[Records from a data source]
■ ■ ■ ■ ■ ■ ■

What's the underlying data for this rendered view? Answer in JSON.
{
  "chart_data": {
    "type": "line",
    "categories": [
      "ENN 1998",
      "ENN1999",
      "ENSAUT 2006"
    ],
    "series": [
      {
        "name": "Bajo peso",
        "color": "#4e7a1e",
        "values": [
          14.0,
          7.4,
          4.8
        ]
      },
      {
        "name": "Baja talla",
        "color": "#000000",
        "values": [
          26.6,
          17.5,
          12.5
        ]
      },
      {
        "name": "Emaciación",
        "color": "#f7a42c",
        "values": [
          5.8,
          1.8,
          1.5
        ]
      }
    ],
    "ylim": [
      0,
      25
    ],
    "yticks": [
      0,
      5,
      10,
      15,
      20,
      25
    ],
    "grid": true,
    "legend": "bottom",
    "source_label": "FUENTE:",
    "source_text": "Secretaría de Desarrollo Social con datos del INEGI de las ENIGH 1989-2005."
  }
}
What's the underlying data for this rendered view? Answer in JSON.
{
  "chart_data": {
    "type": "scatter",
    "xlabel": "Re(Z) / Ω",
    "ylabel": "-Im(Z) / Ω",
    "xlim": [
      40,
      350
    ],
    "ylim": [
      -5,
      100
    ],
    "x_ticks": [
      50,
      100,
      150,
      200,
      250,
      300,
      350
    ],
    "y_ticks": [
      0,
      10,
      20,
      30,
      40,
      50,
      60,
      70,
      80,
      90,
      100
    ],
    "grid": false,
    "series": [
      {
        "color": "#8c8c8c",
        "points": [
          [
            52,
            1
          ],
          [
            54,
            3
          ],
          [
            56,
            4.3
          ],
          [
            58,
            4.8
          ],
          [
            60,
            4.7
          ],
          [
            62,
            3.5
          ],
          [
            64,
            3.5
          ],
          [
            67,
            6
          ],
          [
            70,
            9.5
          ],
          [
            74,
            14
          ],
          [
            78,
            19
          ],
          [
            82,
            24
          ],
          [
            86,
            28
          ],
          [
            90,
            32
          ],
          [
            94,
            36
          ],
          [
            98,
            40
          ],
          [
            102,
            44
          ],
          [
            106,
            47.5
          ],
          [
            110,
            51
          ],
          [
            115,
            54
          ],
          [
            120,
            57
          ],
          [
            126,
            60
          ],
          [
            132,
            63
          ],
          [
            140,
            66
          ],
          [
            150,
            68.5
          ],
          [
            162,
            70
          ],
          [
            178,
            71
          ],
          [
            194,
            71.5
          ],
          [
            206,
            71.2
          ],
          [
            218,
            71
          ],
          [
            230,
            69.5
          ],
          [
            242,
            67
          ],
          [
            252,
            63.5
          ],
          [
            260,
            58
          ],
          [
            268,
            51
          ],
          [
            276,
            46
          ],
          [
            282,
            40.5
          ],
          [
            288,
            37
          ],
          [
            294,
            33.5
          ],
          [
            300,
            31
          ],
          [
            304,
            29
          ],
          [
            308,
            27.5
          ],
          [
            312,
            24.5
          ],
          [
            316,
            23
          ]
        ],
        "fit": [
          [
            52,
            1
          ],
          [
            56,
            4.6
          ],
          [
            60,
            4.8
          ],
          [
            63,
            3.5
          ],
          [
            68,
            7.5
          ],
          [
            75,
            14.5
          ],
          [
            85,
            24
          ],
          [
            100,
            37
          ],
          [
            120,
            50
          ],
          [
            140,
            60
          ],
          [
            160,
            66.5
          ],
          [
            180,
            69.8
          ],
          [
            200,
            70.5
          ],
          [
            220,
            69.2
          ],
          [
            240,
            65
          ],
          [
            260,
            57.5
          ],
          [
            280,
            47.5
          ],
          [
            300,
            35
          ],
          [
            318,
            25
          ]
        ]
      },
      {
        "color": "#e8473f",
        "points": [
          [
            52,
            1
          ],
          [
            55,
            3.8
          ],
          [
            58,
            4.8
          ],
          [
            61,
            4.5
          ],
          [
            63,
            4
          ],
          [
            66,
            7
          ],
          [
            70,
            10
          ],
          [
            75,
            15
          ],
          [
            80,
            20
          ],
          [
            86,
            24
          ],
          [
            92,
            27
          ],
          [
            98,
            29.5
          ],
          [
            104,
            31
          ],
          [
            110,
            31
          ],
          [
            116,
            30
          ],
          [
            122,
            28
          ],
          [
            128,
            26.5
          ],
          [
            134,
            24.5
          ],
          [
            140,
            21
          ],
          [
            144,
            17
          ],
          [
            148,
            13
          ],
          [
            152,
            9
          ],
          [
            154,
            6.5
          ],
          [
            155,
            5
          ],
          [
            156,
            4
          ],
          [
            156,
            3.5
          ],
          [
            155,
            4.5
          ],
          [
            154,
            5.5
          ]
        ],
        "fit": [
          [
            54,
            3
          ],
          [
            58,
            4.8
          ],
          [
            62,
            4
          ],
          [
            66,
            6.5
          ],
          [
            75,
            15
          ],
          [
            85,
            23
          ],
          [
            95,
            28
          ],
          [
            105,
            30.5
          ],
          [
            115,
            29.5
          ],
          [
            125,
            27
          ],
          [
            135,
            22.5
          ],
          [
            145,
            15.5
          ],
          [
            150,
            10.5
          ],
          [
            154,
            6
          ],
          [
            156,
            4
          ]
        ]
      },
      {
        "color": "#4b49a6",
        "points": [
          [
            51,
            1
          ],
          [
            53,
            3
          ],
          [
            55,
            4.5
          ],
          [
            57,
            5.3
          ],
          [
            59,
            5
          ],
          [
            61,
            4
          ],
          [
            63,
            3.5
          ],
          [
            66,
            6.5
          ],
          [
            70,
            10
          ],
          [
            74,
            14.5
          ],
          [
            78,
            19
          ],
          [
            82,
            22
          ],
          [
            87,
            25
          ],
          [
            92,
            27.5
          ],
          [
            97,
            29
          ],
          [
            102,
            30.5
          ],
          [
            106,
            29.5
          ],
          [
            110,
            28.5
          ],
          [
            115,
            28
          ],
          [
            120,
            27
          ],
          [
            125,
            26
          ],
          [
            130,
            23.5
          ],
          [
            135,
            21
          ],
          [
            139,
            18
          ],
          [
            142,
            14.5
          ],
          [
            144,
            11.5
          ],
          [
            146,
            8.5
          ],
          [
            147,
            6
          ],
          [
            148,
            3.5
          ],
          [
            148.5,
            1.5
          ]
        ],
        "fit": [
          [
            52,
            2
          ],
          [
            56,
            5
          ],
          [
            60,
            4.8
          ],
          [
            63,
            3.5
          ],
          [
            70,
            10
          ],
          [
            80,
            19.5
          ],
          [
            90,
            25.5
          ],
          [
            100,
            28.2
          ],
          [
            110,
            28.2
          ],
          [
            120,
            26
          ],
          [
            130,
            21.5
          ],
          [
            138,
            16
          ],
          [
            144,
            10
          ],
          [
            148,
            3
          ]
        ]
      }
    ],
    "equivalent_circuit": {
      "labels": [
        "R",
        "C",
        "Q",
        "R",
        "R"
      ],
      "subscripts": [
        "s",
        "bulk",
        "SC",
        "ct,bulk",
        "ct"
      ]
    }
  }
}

■ ■ ■ ■ ■ ■ ■

* **DIRECTIONS**:
Please quote every record above exactly as it appears.

* **TASK RESPONSE**:
What's the underlying data for this rendered view? Answer in JSON.
{
  "chart_data": {
    "type": "line",
    "categories": [
      "ENN 1998",
      "ENN1999",
      "ENSAUT 2006"
    ],
    "series": [
      {
        "name": "Bajo peso",
        "color": "#4e7a1e",
        "values": [
          14.0,
          7.4,
          4.8
        ]
      },
      {
        "name": "Baja talla",
        "color": "#000000",
        "values": [
          26.6,
          17.5,
          12.5
        ]
      },
      {
        "name": "Emaciación",
        "color": "#f7a42c",
        "values": [
          5.8,
          1.8,
          1.5
        ]
      }
    ],
    "ylim": [
      0,
      25
    ],
    "yticks": [
      0,
      5,
      10,
      15,
      20,
      25
    ],
    "grid": true,
    "legend": "bottom",
    "source_label": "FUENTE:",
    "source_text": "Secretaría de Desarrollo Social con datos del INEGI de las ENIGH 1989-2005."
  }
}
What's the underlying data for this rendered view? Answer in JSON.
{
  "chart_data": {
    "type": "scatter",
    "xlabel": "Re(Z) / Ω",
    "ylabel": "-Im(Z) / Ω",
    "xlim": [
      40,
      350
    ],
    "ylim": [
      -5,
      100
    ],
    "x_ticks": [
      50,
      100,
      150,
      200,
      250,
      300,
      350
    ],
    "y_ticks": [
      0,
      10,
      20,
      30,
      40,
      50,
      60,
      70,
      80,
      90,
      100
    ],
    "grid": false,
    "series": [
      {
        "color": "#8c8c8c",
        "points": [
          [
            52,
            1
          ],
          [
            54,
            3
          ],
          [
            56,
            4.3
          ],
          [
            58,
            4.8
          ],
          [
            60,
            4.7
          ],
          [
            62,
            3.5
          ],
          [
            64,
            3.5
          ],
          [
            67,
            6
          ],
          [
            70,
            9.5
          ],
          [
            74,
            14
          ],
          [
            78,
            19
          ],
          [
            82,
            24
          ],
          [
            86,
            28
          ],
          [
            90,
            32
          ],
          [
            94,
            36
          ],
          [
            98,
            40
          ],
          [
            102,
            44
          ],
          [
            106,
            47.5
          ],
          [
            110,
            51
          ],
          [
            115,
            54
          ],
          [
            120,
            57
          ],
          [
            126,
            60
          ],
          [
            132,
            63
          ],
          [
            140,
            66
          ],
          [
            150,
            68.5
          ],
          [
            162,
            70
          ],
          [
            178,
            71
          ],
          [
            194,
            71.5
          ],
          [
            206,
            71.2
          ],
          [
            218,
            71
          ],
          [
            230,
            69.5
          ],
          [
            242,
            67
          ],
          [
            252,
            63.5
          ],
          [
            260,
            58
          ],
          [
            268,
            51
          ],
          [
            276,
            46
          ],
          [
            282,
            40.5
          ],
          [
            288,
            37
          ],
          [
            294,
            33.5
          ],
          [
            300,
            31
          ],
          [
            304,
            29
          ],
          [
            308,
            27.5
          ],
          [
            312,
            24.5
          ],
          [
            316,
            23
          ]
        ],
        "fit": [
          [
            52,
            1
          ],
          [
            56,
            4.6
          ],
          [
            60,
            4.8
          ],
          [
            63,
            3.5
          ],
          [
            68,
            7.5
          ],
          [
            75,
            14.5
          ],
          [
            85,
            24
          ],
          [
            100,
            37
          ],
          [
            120,
            50
          ],
          [
            140,
            60
          ],
          [
            160,
            66.5
          ],
          [
            180,
            69.8
          ],
          [
            200,
            70.5
          ],
          [
            220,
            69.2
          ],
          [
            240,
            65
          ],
          [
            260,
            57.5
          ],
          [
            280,
            47.5
          ],
          [
            300,
            35
          ],
          [
            318,
            25
          ]
        ]
      },
      {
        "color": "#e8473f",
        "points": [
          [
            52,
            1
          ],
          [
            55,
            3.8
          ],
          [
            58,
            4.8
          ],
          [
            61,
            4.5
          ],
          [
            63,
            4
          ],
          [
            66,
            7
          ],
          [
            70,
            10
          ],
          [
            75,
            15
          ],
          [
            80,
            20
          ],
          [
            86,
            24
          ],
          [
            92,
            27
          ],
          [
            98,
            29.5
          ],
          [
            104,
            31
          ],
          [
            110,
            31
          ],
          [
            116,
            30
          ],
          [
            122,
            28
          ],
          [
            128,
            26.5
          ],
          [
            134,
            24.5
          ],
          [
            140,
            21
          ],
          [
            144,
            17
          ],
          [
            148,
            13
          ],
          [
            152,
            9
          ],
          [
            154,
            6.5
          ],
          [
            155,
            5
          ],
          [
            156,
            4
          ],
          [
            156,
            3.5
          ],
          [
            155,
            4.5
          ],
          [
            154,
            5.5
          ]
        ],
        "fit": [
          [
            54,
            3
          ],
          [
            58,
            4.8
          ],
          [
            62,
            4
          ],
          [
            66,
            6.5
          ],
          [
            75,
            15
          ],
          [
            85,
            23
          ],
          [
            95,
            28
          ],
          [
            105,
            30.5
          ],
          [
            115,
            29.5
          ],
          [
            125,
            27
          ],
          [
            135,
            22.5
          ],
          [
            145,
            15.5
          ],
          [
            150,
            10.5
          ],
          [
            154,
            6
          ],
          [
            156,
            4
          ]
        ]
      },
      {
        "color": "#4b49a6",
        "points": [
          [
            51,
            1
          ],
          [
            53,
            3
          ],
          [
            55,
            4.5
          ],
          [
            57,
            5.3
          ],
          [
            59,
            5
          ],
          [
            61,
            4
          ],
          [
            63,
            3.5
          ],
          [
            66,
            6.5
          ],
          [
            70,
            10
          ],
          [
            74,
            14.5
          ],
          [
            78,
            19
          ],
          [
            82,
            22
          ],
          [
            87,
            25
          ],
          [
            92,
            27.5
          ],
          [
            97,
            29
          ],
          [
            102,
            30.5
          ],
          [
            106,
            29.5
          ],
          [
            110,
            28.5
          ],
          [
            115,
            28
          ],
          [
            120,
            27
          ],
          [
            125,
            26
          ],
          [
            130,
            23.5
          ],
          [
            135,
            21
          ],
          [
            139,
            18
          ],
          [
            142,
            14.5
          ],
          [
            144,
            11.5
          ],
          [
            146,
            8.5
          ],
          [
            147,
            6
          ],
          [
            148,
            3.5
          ],
          [
            148.5,
            1.5
          ]
        ],
        "fit": [
          [
            52,
            2
          ],
          [
            56,
            5
          ],
          [
            60,
            4.8
          ],
          [
            63,
            3.5
          ],
          [
            70,
            10
          ],
          [
            80,
            19.5
          ],
          [
            90,
            25.5
          ],
          [
            100,
            28.2
          ],
          [
            110,
            28.2
          ],
          [
            120,
            26
          ],
          [
            130,
            21.5
          ],
          [
            138,
            16
          ],
          [
            144,
            10
          ],
          [
            148,
            3
          ]
        ]
      }
    ],
    "equivalent_circuit": {
      "labels": [
        "R",
        "C",
        "Q",
        "R",
        "R"
      ],
      "subscripts": [
        "s",
        "bulk",
        "SC",
        "ct,bulk",
        "ct"
      ]
    }
  }
}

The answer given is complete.